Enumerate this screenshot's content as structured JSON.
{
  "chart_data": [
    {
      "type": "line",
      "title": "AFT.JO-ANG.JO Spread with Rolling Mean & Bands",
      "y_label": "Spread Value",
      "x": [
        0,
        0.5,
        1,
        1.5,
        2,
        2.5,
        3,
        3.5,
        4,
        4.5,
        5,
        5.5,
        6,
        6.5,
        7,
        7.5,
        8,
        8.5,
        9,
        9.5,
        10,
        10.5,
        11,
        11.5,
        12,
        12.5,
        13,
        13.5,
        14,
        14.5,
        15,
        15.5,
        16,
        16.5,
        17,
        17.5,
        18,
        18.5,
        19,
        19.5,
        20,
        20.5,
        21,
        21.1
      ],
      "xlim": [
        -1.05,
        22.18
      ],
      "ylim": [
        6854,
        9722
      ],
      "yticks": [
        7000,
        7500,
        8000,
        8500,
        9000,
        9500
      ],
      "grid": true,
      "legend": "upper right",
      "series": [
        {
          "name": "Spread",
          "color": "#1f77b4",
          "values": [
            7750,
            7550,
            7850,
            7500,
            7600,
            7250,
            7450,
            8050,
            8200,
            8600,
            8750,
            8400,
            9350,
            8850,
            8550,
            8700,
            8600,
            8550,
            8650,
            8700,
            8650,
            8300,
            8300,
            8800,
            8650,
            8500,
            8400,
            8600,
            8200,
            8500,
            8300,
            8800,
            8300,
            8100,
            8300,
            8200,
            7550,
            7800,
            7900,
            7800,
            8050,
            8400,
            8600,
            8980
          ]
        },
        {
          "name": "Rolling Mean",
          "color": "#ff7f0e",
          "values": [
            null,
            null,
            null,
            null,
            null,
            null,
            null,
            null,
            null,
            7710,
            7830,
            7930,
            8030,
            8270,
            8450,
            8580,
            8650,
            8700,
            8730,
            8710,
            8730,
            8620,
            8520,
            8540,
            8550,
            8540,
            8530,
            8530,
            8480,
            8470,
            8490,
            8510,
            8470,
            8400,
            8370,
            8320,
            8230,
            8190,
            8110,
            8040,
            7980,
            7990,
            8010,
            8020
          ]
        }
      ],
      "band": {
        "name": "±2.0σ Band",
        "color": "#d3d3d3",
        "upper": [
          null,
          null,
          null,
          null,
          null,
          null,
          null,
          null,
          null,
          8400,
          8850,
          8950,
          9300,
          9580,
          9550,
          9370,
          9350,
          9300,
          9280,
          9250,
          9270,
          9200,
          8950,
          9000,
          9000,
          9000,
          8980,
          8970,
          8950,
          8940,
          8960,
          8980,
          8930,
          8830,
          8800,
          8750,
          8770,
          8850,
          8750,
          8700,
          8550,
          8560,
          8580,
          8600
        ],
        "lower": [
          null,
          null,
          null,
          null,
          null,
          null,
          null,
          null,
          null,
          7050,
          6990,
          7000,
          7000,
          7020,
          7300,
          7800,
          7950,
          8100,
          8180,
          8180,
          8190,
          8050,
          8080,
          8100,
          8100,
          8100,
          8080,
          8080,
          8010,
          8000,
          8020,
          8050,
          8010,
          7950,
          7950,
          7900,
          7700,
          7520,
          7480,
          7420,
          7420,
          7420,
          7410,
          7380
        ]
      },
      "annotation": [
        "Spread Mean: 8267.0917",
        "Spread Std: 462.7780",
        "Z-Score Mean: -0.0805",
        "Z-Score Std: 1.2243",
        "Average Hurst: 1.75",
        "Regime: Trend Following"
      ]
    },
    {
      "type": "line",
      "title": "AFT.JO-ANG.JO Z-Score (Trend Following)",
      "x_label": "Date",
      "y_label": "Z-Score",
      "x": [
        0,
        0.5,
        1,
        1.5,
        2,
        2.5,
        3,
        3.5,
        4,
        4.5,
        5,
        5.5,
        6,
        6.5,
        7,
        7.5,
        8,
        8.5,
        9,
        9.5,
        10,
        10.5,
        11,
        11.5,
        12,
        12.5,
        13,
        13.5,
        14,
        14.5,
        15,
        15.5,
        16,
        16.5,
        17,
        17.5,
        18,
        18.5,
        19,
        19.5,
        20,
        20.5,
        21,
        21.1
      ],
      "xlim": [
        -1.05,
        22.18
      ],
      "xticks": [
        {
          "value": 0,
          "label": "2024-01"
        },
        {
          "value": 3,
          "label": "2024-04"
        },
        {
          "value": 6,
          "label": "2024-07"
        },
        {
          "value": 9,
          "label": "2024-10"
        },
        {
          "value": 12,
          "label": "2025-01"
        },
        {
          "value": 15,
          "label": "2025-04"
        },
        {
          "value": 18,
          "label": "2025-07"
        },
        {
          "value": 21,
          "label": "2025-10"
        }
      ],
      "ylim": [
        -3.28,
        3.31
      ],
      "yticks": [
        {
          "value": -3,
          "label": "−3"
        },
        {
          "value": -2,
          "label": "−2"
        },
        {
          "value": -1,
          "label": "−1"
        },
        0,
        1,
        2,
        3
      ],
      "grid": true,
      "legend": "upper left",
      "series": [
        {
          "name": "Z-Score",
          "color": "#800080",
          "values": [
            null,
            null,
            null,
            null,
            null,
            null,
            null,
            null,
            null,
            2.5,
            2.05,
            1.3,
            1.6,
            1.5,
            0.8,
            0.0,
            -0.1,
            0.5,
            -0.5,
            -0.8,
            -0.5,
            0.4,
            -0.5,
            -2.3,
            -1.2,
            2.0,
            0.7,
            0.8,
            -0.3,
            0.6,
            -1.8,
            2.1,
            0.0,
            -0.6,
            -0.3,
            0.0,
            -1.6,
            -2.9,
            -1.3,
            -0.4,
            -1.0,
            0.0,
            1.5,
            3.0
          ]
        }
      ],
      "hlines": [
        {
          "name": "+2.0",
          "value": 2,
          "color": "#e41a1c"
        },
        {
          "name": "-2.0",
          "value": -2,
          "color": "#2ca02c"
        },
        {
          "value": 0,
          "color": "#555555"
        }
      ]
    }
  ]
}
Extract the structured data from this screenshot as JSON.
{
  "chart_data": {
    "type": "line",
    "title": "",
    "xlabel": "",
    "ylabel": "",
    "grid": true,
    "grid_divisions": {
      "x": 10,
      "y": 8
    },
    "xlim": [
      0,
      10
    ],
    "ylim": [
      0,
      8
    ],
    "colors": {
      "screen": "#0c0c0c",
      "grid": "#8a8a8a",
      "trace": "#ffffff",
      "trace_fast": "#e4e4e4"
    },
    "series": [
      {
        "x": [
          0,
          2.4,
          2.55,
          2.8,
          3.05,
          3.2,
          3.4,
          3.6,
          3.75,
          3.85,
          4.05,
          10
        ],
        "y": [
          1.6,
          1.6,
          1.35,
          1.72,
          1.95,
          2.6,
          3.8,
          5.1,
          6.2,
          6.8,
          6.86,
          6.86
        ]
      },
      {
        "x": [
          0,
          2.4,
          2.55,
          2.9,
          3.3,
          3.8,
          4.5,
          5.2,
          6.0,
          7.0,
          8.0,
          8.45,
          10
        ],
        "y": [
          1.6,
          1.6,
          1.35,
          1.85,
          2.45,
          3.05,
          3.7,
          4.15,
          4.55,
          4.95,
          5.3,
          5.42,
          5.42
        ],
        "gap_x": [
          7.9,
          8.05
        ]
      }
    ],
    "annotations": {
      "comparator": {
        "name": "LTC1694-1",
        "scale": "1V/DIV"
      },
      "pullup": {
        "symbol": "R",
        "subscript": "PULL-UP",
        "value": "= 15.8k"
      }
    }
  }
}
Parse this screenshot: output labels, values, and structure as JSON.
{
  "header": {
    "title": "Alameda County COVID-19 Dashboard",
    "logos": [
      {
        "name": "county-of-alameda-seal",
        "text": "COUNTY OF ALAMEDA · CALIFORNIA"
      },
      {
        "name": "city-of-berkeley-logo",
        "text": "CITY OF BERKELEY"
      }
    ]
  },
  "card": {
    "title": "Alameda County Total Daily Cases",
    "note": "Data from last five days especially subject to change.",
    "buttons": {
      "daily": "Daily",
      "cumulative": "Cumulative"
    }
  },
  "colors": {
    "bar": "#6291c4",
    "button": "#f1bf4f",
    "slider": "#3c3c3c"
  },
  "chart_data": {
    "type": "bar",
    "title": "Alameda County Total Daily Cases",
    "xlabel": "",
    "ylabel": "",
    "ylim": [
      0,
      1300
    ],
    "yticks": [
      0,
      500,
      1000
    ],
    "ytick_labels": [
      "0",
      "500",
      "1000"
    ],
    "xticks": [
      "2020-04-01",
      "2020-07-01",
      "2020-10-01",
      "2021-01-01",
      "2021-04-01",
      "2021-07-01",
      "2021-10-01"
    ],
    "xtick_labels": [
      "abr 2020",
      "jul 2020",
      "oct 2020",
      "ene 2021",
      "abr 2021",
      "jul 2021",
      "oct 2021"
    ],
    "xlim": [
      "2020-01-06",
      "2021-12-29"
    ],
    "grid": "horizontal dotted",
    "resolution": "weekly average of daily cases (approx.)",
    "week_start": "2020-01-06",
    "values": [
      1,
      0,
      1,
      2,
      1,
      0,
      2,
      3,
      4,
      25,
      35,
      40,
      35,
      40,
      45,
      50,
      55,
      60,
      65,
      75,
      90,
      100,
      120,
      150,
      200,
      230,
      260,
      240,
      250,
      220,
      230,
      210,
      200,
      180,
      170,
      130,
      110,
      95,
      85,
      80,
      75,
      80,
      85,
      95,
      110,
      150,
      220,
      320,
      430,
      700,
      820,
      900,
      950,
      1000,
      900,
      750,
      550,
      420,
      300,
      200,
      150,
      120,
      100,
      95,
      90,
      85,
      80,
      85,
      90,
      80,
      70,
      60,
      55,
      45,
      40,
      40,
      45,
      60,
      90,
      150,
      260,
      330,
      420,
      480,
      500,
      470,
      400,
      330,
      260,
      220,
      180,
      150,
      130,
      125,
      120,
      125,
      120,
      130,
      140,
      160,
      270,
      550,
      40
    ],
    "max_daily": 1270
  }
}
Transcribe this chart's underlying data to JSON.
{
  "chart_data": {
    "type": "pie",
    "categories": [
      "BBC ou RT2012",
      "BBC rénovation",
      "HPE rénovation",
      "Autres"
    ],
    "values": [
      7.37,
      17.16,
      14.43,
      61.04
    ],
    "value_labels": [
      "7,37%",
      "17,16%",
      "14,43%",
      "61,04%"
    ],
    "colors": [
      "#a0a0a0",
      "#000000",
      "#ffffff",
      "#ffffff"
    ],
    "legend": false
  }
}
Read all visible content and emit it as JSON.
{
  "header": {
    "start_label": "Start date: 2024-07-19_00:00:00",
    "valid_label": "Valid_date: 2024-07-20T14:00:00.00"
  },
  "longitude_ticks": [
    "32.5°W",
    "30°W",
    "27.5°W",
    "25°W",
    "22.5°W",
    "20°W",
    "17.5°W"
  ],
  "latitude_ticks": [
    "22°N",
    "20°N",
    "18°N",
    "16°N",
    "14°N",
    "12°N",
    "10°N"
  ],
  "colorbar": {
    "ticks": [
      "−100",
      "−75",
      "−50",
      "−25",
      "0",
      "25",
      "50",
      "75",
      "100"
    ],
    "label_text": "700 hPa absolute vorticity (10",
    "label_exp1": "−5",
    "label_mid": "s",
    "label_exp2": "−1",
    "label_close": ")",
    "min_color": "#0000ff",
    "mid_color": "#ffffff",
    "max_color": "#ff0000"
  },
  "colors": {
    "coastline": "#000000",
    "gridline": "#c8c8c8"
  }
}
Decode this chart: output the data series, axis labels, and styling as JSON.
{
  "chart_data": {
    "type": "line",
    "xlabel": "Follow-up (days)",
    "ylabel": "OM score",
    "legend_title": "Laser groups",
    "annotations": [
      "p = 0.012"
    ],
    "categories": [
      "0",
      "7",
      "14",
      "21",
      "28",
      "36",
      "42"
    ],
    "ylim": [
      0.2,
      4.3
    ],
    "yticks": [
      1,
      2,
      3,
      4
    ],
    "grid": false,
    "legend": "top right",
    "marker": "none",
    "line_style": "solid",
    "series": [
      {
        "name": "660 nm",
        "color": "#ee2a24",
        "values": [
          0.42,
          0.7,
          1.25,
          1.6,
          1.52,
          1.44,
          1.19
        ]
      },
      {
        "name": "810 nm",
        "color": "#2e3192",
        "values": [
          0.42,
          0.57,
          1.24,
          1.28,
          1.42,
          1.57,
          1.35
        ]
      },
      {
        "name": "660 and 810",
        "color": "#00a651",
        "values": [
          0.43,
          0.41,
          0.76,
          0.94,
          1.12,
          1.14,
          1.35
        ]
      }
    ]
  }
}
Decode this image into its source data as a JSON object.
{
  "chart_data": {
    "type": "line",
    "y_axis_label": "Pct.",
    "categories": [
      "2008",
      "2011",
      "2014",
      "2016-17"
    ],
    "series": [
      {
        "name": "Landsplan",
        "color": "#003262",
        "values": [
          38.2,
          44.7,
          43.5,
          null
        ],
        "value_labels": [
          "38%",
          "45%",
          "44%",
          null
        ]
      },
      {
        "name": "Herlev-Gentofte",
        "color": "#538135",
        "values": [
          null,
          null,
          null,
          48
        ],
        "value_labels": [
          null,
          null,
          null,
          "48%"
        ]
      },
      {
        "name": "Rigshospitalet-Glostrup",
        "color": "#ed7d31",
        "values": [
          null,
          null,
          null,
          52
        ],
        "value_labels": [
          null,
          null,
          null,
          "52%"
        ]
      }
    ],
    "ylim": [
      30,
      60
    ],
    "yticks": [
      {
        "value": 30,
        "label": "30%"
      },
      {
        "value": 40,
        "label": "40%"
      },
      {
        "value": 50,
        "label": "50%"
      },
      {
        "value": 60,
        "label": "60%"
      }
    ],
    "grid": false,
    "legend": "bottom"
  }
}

Written instruction:
Pick out all lines containing the string "JSON".

Final result:
Enumerate this screenshot's content as structured JSON.
Extract the structured data from this screenshot as JSON.
Parse this screenshot: output labels, values, and structure as JSON.
Transcribe this chart's underlying data to JSON.
Read all visible content and emit it as JSON.
Decode this chart: output the data series, axis labels, and styling as JSON.
Decode this image into its source data as a JSON object.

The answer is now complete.